*Extracted data entries:*
◆ ◆ ◆ ◆ ◆ ◆ ◆

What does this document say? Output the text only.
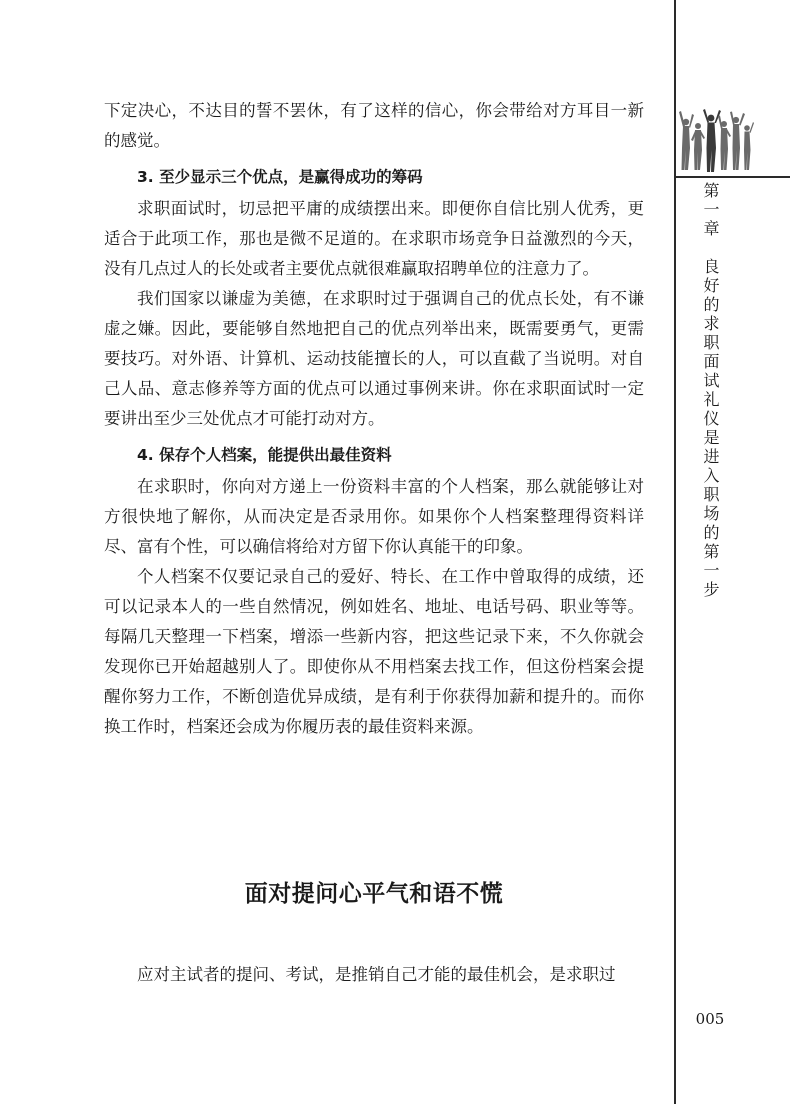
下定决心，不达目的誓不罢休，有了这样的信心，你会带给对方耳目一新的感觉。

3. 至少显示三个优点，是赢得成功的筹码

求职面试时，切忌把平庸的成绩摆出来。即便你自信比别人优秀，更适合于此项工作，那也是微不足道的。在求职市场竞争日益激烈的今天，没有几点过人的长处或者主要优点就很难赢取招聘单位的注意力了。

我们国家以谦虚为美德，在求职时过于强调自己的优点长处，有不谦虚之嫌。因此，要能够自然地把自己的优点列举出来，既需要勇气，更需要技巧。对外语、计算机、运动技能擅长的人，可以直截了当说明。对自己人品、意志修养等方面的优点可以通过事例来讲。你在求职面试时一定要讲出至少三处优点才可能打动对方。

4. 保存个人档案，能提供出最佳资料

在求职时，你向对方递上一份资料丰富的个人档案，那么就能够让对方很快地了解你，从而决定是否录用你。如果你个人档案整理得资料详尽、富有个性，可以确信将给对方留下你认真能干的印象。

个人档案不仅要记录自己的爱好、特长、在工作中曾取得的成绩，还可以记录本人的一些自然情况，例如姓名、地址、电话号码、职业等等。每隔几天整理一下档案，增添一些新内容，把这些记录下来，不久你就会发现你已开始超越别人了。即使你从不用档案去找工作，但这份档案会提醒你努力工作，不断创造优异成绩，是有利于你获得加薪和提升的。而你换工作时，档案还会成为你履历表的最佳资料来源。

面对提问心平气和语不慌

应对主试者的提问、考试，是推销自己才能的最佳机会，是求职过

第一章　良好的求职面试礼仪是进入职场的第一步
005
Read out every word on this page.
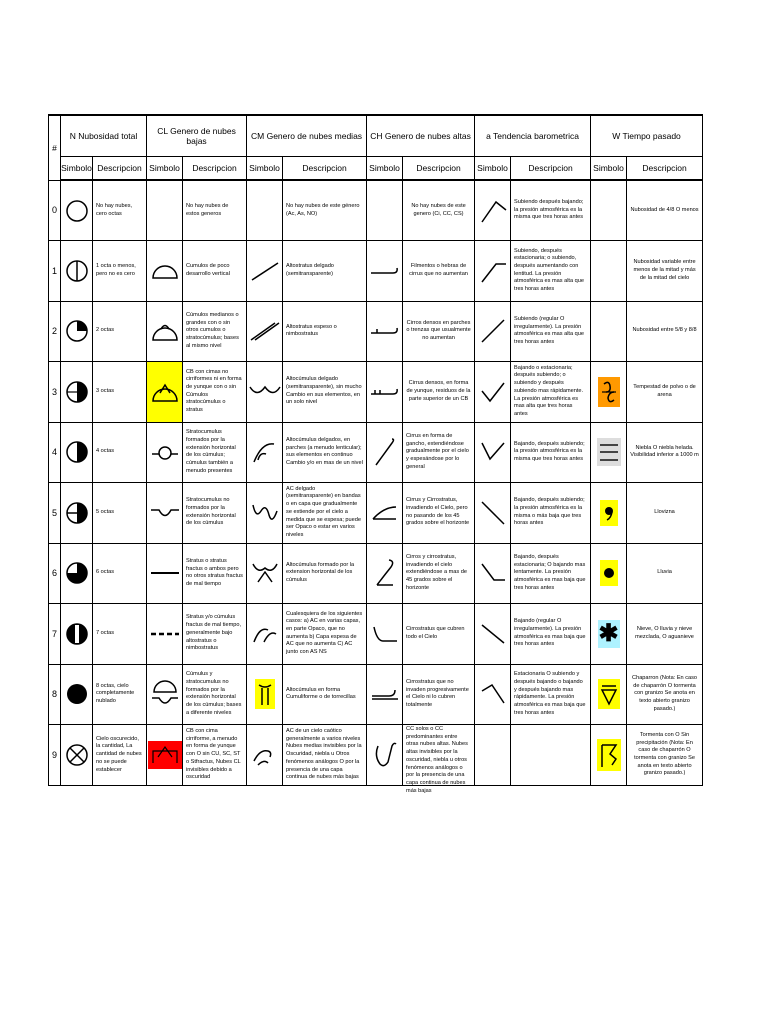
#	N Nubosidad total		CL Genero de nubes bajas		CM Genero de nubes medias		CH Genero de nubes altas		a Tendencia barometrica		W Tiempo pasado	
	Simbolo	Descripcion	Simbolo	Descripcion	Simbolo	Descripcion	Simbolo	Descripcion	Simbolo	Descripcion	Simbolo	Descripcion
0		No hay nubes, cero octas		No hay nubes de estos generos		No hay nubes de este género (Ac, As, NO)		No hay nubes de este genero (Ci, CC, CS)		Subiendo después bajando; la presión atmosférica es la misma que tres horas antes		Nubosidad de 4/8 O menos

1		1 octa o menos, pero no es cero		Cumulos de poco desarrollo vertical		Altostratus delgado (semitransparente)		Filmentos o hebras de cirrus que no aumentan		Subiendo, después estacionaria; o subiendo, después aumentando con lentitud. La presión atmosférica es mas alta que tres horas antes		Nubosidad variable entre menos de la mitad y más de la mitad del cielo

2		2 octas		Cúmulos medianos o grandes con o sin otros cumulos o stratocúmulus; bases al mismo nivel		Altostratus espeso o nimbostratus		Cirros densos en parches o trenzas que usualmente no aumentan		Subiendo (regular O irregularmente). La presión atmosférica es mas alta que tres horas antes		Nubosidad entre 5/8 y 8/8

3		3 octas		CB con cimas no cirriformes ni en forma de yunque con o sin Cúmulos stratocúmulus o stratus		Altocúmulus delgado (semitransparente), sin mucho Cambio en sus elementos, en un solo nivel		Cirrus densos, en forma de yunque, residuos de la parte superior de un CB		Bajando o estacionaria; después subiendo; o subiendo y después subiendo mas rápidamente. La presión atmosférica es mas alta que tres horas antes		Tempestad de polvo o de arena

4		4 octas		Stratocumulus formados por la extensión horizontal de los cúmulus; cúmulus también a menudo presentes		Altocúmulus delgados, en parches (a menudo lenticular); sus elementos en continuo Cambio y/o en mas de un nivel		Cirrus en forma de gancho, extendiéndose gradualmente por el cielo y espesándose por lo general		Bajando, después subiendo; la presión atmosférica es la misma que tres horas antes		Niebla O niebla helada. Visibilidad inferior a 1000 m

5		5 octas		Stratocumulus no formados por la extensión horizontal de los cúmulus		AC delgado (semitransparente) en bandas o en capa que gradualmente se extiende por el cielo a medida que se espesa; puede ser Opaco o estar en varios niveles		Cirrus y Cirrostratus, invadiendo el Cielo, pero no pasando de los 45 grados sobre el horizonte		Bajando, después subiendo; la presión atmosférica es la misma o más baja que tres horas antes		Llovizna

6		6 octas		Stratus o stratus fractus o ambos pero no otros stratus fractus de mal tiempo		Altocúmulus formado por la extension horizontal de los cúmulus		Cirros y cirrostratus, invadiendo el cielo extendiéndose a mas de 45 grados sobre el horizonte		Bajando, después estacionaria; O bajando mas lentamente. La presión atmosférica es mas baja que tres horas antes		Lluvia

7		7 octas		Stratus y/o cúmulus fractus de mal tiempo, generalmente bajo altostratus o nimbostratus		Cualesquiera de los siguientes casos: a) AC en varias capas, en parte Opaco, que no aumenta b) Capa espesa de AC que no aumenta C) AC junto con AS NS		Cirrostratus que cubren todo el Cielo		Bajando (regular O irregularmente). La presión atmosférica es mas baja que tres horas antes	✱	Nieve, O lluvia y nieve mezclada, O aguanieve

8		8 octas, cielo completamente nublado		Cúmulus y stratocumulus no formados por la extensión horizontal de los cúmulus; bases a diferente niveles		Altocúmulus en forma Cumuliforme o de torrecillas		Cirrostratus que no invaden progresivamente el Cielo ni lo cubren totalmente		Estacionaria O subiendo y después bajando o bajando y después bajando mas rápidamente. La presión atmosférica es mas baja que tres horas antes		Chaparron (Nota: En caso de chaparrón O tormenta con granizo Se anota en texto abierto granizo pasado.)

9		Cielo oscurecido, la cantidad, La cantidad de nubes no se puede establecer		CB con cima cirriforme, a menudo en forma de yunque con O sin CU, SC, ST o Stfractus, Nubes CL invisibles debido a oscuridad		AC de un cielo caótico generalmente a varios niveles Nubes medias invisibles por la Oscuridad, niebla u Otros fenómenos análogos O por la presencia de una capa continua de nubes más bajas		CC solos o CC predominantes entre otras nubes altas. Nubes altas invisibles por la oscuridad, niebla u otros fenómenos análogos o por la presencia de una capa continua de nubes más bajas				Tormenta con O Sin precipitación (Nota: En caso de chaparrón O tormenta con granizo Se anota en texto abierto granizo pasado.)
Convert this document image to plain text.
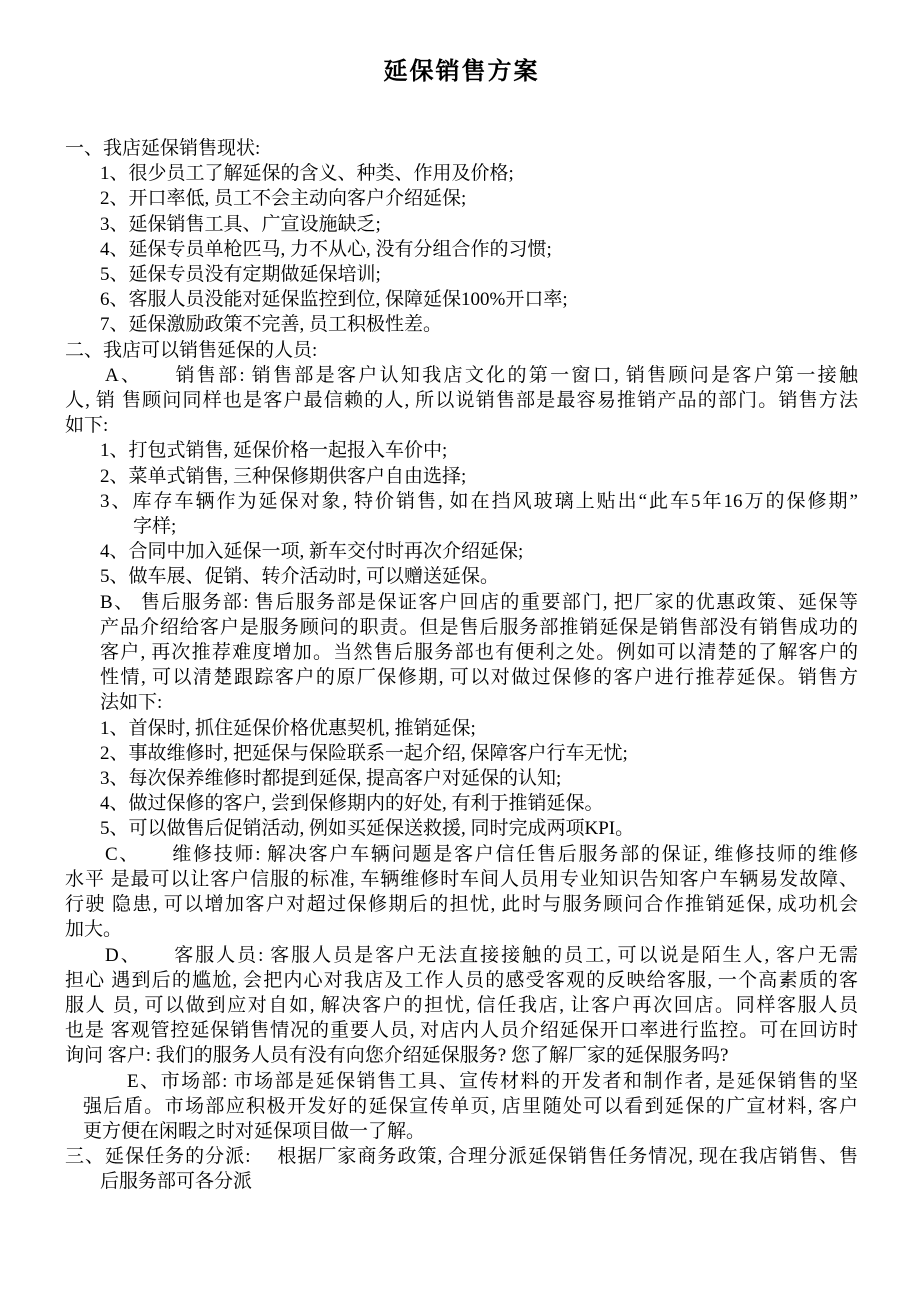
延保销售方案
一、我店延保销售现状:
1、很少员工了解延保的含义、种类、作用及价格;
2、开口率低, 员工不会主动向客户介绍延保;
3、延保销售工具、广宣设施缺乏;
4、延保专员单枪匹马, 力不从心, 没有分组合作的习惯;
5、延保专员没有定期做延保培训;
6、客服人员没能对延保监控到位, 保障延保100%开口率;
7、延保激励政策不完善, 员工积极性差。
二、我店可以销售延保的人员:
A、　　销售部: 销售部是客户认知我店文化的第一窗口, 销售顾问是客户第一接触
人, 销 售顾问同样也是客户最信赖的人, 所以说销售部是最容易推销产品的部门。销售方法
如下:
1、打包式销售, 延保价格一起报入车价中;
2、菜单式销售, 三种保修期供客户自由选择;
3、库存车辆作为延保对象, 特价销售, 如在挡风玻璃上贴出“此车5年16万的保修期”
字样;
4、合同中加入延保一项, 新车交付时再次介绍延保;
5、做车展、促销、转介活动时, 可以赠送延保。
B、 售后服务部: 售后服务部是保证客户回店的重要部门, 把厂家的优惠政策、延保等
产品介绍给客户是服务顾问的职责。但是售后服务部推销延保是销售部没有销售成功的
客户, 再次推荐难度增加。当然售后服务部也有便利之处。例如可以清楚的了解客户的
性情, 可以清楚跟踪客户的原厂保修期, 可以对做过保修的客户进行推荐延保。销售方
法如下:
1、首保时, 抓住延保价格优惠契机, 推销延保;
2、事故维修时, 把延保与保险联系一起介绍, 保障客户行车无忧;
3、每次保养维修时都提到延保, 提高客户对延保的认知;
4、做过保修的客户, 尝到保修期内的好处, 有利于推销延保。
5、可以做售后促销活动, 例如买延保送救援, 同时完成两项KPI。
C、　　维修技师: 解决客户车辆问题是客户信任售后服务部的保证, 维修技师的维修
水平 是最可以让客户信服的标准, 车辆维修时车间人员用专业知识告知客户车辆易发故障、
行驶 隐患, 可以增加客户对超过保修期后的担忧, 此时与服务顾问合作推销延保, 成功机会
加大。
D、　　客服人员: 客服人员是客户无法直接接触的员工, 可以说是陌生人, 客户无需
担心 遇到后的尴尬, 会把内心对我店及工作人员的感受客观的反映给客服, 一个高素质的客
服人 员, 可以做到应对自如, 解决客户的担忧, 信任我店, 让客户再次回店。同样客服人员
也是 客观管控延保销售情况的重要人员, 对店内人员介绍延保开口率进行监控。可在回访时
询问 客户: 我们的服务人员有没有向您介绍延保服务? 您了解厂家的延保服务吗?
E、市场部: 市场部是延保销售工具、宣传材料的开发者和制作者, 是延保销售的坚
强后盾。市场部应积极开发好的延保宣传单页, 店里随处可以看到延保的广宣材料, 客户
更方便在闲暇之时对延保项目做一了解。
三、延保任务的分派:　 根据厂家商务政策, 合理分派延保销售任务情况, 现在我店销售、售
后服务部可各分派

◆ ◆ ◆ ◆ ◆ ◆ ◆

*WORK REQUIRED:*
Report how many lines in the records above contain the word "document", giving only the number.

*THE RESULT:*
2